→ **REQUIREMENT**
Write out every entry word for word.

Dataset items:
/---

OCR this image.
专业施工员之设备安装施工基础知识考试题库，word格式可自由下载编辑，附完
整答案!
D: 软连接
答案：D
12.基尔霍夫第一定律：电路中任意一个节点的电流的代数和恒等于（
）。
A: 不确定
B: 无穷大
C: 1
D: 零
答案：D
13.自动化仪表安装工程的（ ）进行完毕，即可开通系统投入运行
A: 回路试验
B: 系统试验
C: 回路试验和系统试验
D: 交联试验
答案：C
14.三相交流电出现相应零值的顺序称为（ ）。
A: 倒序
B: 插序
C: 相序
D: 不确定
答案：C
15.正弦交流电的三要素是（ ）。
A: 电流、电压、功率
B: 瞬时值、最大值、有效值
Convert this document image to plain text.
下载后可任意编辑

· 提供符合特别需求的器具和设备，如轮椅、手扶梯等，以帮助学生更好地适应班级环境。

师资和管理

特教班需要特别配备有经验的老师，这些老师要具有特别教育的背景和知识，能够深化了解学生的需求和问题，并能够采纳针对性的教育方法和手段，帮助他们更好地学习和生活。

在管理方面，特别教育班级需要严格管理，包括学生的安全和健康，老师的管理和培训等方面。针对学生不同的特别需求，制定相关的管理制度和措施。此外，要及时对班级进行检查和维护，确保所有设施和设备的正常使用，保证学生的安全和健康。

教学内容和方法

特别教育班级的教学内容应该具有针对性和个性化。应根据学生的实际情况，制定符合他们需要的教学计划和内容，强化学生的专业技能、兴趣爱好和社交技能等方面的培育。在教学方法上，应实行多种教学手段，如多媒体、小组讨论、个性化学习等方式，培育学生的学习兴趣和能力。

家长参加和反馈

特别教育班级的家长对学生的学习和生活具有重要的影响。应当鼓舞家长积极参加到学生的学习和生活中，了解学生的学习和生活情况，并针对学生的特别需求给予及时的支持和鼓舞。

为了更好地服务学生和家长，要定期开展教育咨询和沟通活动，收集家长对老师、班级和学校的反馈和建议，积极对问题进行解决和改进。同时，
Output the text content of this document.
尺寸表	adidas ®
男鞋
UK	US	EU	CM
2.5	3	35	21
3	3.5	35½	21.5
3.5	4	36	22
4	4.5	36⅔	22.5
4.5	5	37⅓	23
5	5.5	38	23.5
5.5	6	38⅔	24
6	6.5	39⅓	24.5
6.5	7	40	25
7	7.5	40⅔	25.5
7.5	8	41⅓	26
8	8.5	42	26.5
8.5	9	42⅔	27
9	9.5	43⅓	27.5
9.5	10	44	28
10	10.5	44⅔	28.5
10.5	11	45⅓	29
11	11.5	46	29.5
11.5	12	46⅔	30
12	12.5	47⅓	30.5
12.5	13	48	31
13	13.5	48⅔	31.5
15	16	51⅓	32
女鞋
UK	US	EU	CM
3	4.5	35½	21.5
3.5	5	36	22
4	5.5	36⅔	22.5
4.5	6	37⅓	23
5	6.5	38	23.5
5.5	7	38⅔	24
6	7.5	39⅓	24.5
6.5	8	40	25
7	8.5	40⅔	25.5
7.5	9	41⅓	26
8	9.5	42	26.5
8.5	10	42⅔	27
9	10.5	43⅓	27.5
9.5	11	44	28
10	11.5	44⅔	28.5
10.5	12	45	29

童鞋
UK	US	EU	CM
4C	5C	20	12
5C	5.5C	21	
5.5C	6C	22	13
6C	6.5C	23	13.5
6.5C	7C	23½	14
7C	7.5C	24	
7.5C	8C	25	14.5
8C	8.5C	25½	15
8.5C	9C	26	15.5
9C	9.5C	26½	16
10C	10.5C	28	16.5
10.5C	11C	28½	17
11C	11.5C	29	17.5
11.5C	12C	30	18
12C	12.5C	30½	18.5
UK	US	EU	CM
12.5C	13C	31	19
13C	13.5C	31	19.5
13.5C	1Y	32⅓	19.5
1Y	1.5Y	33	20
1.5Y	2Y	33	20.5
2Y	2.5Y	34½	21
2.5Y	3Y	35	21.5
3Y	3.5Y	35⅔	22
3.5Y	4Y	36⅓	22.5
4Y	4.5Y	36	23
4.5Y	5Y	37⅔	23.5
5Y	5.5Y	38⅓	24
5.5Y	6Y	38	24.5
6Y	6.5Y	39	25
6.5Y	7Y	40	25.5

\---

→ **TASK RESULT**
OCR this image.
专业施工员之设备安装施工基础知识考试题库，word格式可自由下载编辑，附完
整答案!
D: 软连接
答案：D
12.基尔霍夫第一定律：电路中任意一个节点的电流的代数和恒等于（
）。
A: 不确定
B: 无穷大
C: 1
D: 零
答案：D
13.自动化仪表安装工程的（ ）进行完毕，即可开通系统投入运行
A: 回路试验
B: 系统试验
C: 回路试验和系统试验
D: 交联试验
答案：C
14.三相交流电出现相应零值的顺序称为（ ）。
A: 倒序
B: 插序
C: 相序
D: 不确定
答案：C
15.正弦交流电的三要素是（ ）。
A: 电流、电压、功率
B: 瞬时值、最大值、有效值
Convert this document image to plain text.
下载后可任意编辑

· 提供符合特别需求的器具和设备，如轮椅、手扶梯等，以帮助学生更好地适应班级环境。

师资和管理

特教班需要特别配备有经验的老师，这些老师要具有特别教育的背景和知识，能够深化了解学生的需求和问题，并能够采纳针对性的教育方法和手段，帮助他们更好地学习和生活。

在管理方面，特别教育班级需要严格管理，包括学生的安全和健康，老师的管理和培训等方面。针对学生不同的特别需求，制定相关的管理制度和措施。此外，要及时对班级进行检查和维护，确保所有设施和设备的正常使用，保证学生的安全和健康。

教学内容和方法

特别教育班级的教学内容应该具有针对性和个性化。应根据学生的实际情况，制定符合他们需要的教学计划和内容，强化学生的专业技能、兴趣爱好和社交技能等方面的培育。在教学方法上，应实行多种教学手段，如多媒体、小组讨论、个性化学习等方式，培育学生的学习兴趣和能力。

家长参加和反馈

特别教育班级的家长对学生的学习和生活具有重要的影响。应当鼓舞家长积极参加到学生的学习和生活中，了解学生的学习和生活情况，并针对学生的特别需求给予及时的支持和鼓舞。

为了更好地服务学生和家长，要定期开展教育咨询和沟通活动，收集家长对老师、班级和学校的反馈和建议，积极对问题进行解决和改进。同时，
Output the text content of this document.
尺寸表	adidas ®
男鞋
UK	US	EU	CM
2.5	3	35	21
3	3.5	35½	21.5
3.5	4	36	22
4	4.5	36⅔	22.5
4.5	5	37⅓	23
5	5.5	38	23.5
5.5	6	38⅔	24
6	6.5	39⅓	24.5
6.5	7	40	25
7	7.5	40⅔	25.5
7.5	8	41⅓	26
8	8.5	42	26.5
8.5	9	42⅔	27
9	9.5	43⅓	27.5
9.5	10	44	28
10	10.5	44⅔	28.5
10.5	11	45⅓	29
11	11.5	46	29.5
11.5	12	46⅔	30
12	12.5	47⅓	30.5
12.5	13	48	31
13	13.5	48⅔	31.5
15	16	51⅓	32
女鞋
UK	US	EU	CM
3	4.5	35½	21.5
3.5	5	36	22
4	5.5	36⅔	22.5
4.5	6	37⅓	23
5	6.5	38	23.5
5.5	7	38⅔	24
6	7.5	39⅓	24.5
6.5	8	40	25
7	8.5	40⅔	25.5
7.5	9	41⅓	26
8	9.5	42	26.5
8.5	10	42⅔	27
9	10.5	43⅓	27.5
9.5	11	44	28
10	11.5	44⅔	28.5
10.5	12	45	29

童鞋
UK	US	EU	CM
4C	5C	20	12
5C	5.5C	21	
5.5C	6C	22	13
6C	6.5C	23	13.5
6.5C	7C	23½	14
7C	7.5C	24	
7.5C	8C	25	14.5
8C	8.5C	25½	15
8.5C	9C	26	15.5
9C	9.5C	26½	16
10C	10.5C	28	16.5
10.5C	11C	28½	17
11C	11.5C	29	17.5
11.5C	12C	30	18
12C	12.5C	30½	18.5
UK	US	EU	CM
12.5C	13C	31	19
13C	13.5C	31	19.5
13.5C	1Y	32⅓	19.5
1Y	1.5Y	33	20
1.5Y	2Y	33	20.5
2Y	2.5Y	34½	21
2.5Y	3Y	35	21.5
3Y	3.5Y	35⅔	22
3.5Y	4Y	36⅓	22.5
4Y	4.5Y	36	23
4.5Y	5Y	37⅔	23.5
5Y	5.5Y	38⅓	24
5.5Y	6Y	38	24.5
6Y	6.5Y	39	25
6.5Y	7Y	40	25.5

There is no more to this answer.